The records:

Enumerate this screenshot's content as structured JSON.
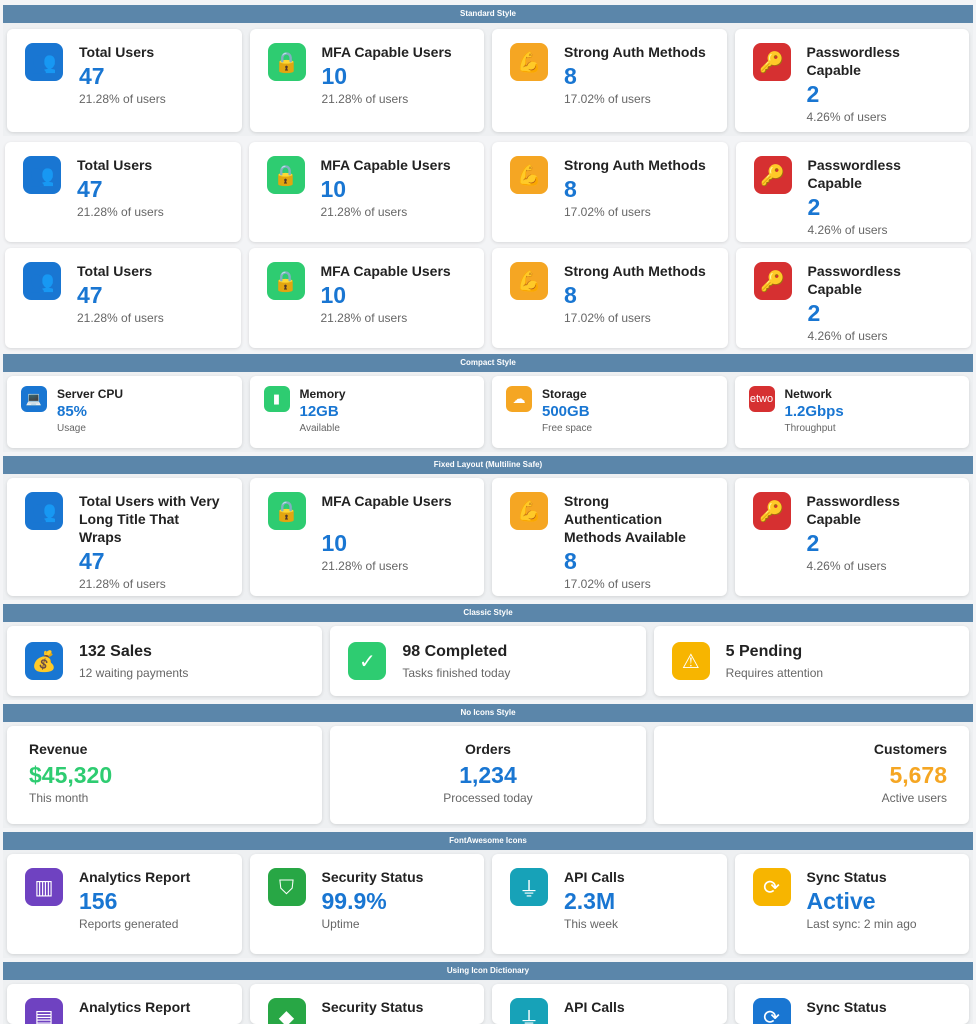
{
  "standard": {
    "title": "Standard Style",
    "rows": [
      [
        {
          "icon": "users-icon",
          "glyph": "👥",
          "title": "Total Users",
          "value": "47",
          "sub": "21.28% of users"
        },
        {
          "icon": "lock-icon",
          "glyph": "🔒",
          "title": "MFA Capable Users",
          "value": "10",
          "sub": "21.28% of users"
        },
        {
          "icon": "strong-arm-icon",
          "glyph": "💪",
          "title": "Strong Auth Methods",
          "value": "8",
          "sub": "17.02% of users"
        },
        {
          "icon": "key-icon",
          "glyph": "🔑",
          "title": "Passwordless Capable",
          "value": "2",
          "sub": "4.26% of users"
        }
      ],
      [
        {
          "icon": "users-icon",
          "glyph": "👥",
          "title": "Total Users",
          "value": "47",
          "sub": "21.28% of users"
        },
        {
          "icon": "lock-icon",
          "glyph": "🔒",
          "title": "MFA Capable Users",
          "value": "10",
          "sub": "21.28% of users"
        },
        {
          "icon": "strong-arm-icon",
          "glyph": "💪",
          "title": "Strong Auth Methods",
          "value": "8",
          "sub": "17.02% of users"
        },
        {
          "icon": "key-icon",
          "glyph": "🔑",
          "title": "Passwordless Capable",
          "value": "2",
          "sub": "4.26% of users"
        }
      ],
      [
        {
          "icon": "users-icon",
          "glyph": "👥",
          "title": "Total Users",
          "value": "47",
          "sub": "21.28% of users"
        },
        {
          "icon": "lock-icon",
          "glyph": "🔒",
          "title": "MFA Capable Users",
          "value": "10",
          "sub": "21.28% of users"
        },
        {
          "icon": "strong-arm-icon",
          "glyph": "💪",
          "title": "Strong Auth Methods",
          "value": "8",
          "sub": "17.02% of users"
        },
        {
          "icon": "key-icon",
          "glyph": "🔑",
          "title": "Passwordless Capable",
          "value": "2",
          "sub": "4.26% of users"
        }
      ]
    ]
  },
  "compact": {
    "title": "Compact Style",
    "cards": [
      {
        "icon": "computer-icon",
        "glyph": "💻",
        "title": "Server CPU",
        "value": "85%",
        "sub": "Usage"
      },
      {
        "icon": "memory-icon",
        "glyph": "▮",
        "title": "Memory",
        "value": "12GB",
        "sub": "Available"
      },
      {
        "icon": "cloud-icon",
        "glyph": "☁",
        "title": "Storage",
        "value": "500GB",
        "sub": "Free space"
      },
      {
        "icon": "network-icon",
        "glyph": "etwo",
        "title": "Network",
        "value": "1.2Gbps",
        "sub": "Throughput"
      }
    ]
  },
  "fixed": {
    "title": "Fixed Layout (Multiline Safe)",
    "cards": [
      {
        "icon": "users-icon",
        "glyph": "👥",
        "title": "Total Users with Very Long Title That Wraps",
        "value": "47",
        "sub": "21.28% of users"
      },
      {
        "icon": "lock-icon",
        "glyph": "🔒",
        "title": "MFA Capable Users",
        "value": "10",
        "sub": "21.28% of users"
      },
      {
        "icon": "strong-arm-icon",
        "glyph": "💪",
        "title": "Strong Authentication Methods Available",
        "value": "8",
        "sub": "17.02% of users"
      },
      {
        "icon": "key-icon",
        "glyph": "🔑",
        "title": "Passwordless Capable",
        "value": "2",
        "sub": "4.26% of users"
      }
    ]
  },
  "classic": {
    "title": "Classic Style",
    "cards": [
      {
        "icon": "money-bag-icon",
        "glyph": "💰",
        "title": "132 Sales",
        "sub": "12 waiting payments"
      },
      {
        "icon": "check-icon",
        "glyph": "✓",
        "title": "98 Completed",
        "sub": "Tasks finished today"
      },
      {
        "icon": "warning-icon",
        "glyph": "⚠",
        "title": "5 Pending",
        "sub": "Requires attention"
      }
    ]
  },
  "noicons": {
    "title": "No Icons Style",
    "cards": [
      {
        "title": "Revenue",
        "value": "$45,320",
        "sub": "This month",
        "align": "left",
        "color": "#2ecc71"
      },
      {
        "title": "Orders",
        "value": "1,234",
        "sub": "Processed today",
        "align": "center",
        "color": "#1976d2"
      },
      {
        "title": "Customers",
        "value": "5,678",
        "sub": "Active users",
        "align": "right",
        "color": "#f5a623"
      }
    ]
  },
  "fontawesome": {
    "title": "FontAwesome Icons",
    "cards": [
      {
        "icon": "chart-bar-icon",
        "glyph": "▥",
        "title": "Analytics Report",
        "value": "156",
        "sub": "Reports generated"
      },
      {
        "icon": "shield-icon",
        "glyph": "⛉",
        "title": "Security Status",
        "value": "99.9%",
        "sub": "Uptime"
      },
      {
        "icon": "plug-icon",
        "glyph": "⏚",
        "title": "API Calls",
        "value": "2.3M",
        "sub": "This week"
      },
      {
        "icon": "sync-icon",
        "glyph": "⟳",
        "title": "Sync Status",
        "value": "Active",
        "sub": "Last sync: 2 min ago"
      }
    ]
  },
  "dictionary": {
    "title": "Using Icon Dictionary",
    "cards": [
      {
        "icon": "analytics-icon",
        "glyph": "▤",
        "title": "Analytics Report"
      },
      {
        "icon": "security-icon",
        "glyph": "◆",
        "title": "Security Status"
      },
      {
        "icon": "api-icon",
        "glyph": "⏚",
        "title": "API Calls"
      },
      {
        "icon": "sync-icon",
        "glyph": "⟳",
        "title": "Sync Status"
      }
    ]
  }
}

The exercise:
Each line above is to be copied verbatim. Drop any image from the copy.

Solved problem:
Enumerate this screenshot's content as structured JSON.
{
  "standard": {
    "title": "Standard Style",
    "rows": [
      [
        {
          "icon": "users-icon",
          "glyph": "👥",
          "title": "Total Users",
          "value": "47",
          "sub": "21.28% of users"
        },
        {
          "icon": "lock-icon",
          "glyph": "🔒",
          "title": "MFA Capable Users",
          "value": "10",
          "sub": "21.28% of users"
        },
        {
          "icon": "strong-arm-icon",
          "glyph": "💪",
          "title": "Strong Auth Methods",
          "value": "8",
          "sub": "17.02% of users"
        },
        {
          "icon": "key-icon",
          "glyph": "🔑",
          "title": "Passwordless Capable",
          "value": "2",
          "sub": "4.26% of users"
        }
      ],
      [
        {
          "icon": "users-icon",
          "glyph": "👥",
          "title": "Total Users",
          "value": "47",
          "sub": "21.28% of users"
        },
        {
          "icon": "lock-icon",
          "glyph": "🔒",
          "title": "MFA Capable Users",
          "value": "10",
          "sub": "21.28% of users"
        },
        {
          "icon": "strong-arm-icon",
          "glyph": "💪",
          "title": "Strong Auth Methods",
          "value": "8",
          "sub": "17.02% of users"
        },
        {
          "icon": "key-icon",
          "glyph": "🔑",
          "title": "Passwordless Capable",
          "value": "2",
          "sub": "4.26% of users"
        }
      ],
      [
        {
          "icon": "users-icon",
          "glyph": "👥",
          "title": "Total Users",
          "value": "47",
          "sub": "21.28% of users"
        },
        {
          "icon": "lock-icon",
          "glyph": "🔒",
          "title": "MFA Capable Users",
          "value": "10",
          "sub": "21.28% of users"
        },
        {
          "icon": "strong-arm-icon",
          "glyph": "💪",
          "title": "Strong Auth Methods",
          "value": "8",
          "sub": "17.02% of users"
        },
        {
          "icon": "key-icon",
          "glyph": "🔑",
          "title": "Passwordless Capable",
          "value": "2",
          "sub": "4.26% of users"
        }
      ]
    ]
  },
  "compact": {
    "title": "Compact Style",
    "cards": [
      {
        "icon": "computer-icon",
        "glyph": "💻",
        "title": "Server CPU",
        "value": "85%",
        "sub": "Usage"
      },
      {
        "icon": "memory-icon",
        "glyph": "▮",
        "title": "Memory",
        "value": "12GB",
        "sub": "Available"
      },
      {
        "icon": "cloud-icon",
        "glyph": "☁",
        "title": "Storage",
        "value": "500GB",
        "sub": "Free space"
      },
      {
        "icon": "network-icon",
        "glyph": "etwo",
        "title": "Network",
        "value": "1.2Gbps",
        "sub": "Throughput"
      }
    ]
  },
  "fixed": {
    "title": "Fixed Layout (Multiline Safe)",
    "cards": [
      {
        "icon": "users-icon",
        "glyph": "👥",
        "title": "Total Users with Very Long Title That Wraps",
        "value": "47",
        "sub": "21.28% of users"
      },
      {
        "icon": "lock-icon",
        "glyph": "🔒",
        "title": "MFA Capable Users",
        "value": "10",
        "sub": "21.28% of users"
      },
      {
        "icon": "strong-arm-icon",
        "glyph": "💪",
        "title": "Strong Authentication Methods Available",
        "value": "8",
        "sub": "17.02% of users"
      },
      {
        "icon": "key-icon",
        "glyph": "🔑",
        "title": "Passwordless Capable",
        "value": "2",
        "sub": "4.26% of users"
      }
    ]
  },
  "classic": {
    "title": "Classic Style",
    "cards": [
      {
        "icon": "money-bag-icon",
        "glyph": "💰",
        "title": "132 Sales",
        "sub": "12 waiting payments"
      },
      {
        "icon": "check-icon",
        "glyph": "✓",
        "title": "98 Completed",
        "sub": "Tasks finished today"
      },
      {
        "icon": "warning-icon",
        "glyph": "⚠",
        "title": "5 Pending",
        "sub": "Requires attention"
      }
    ]
  },
  "noicons": {
    "title": "No Icons Style",
    "cards": [
      {
        "title": "Revenue",
        "value": "$45,320",
        "sub": "This month",
        "align": "left",
        "color": "#2ecc71"
      },
      {
        "title": "Orders",
        "value": "1,234",
        "sub": "Processed today",
        "align": "center",
        "color": "#1976d2"
      },
      {
        "title": "Customers",
        "value": "5,678",
        "sub": "Active users",
        "align": "right",
        "color": "#f5a623"
      }
    ]
  },
  "fontawesome": {
    "title": "FontAwesome Icons",
    "cards": [
      {
        "icon": "chart-bar-icon",
        "glyph": "▥",
        "title": "Analytics Report",
        "value": "156",
        "sub": "Reports generated"
      },
      {
        "icon": "shield-icon",
        "glyph": "⛉",
        "title": "Security Status",
        "value": "99.9%",
        "sub": "Uptime"
      },
      {
        "icon": "plug-icon",
        "glyph": "⏚",
        "title": "API Calls",
        "value": "2.3M",
        "sub": "This week"
      },
      {
        "icon": "sync-icon",
        "glyph": "⟳",
        "title": "Sync Status",
        "value": "Active",
        "sub": "Last sync: 2 min ago"
      }
    ]
  },
  "dictionary": {
    "title": "Using Icon Dictionary",
    "cards": [
      {
        "icon": "analytics-icon",
        "glyph": "▤",
        "title": "Analytics Report"
      },
      {
        "icon": "security-icon",
        "glyph": "◆",
        "title": "Security Status"
      },
      {
        "icon": "api-icon",
        "glyph": "⏚",
        "title": "API Calls"
      },
      {
        "icon": "sync-icon",
        "glyph": "⟳",
        "title": "Sync Status"
      }
    ]
  }
}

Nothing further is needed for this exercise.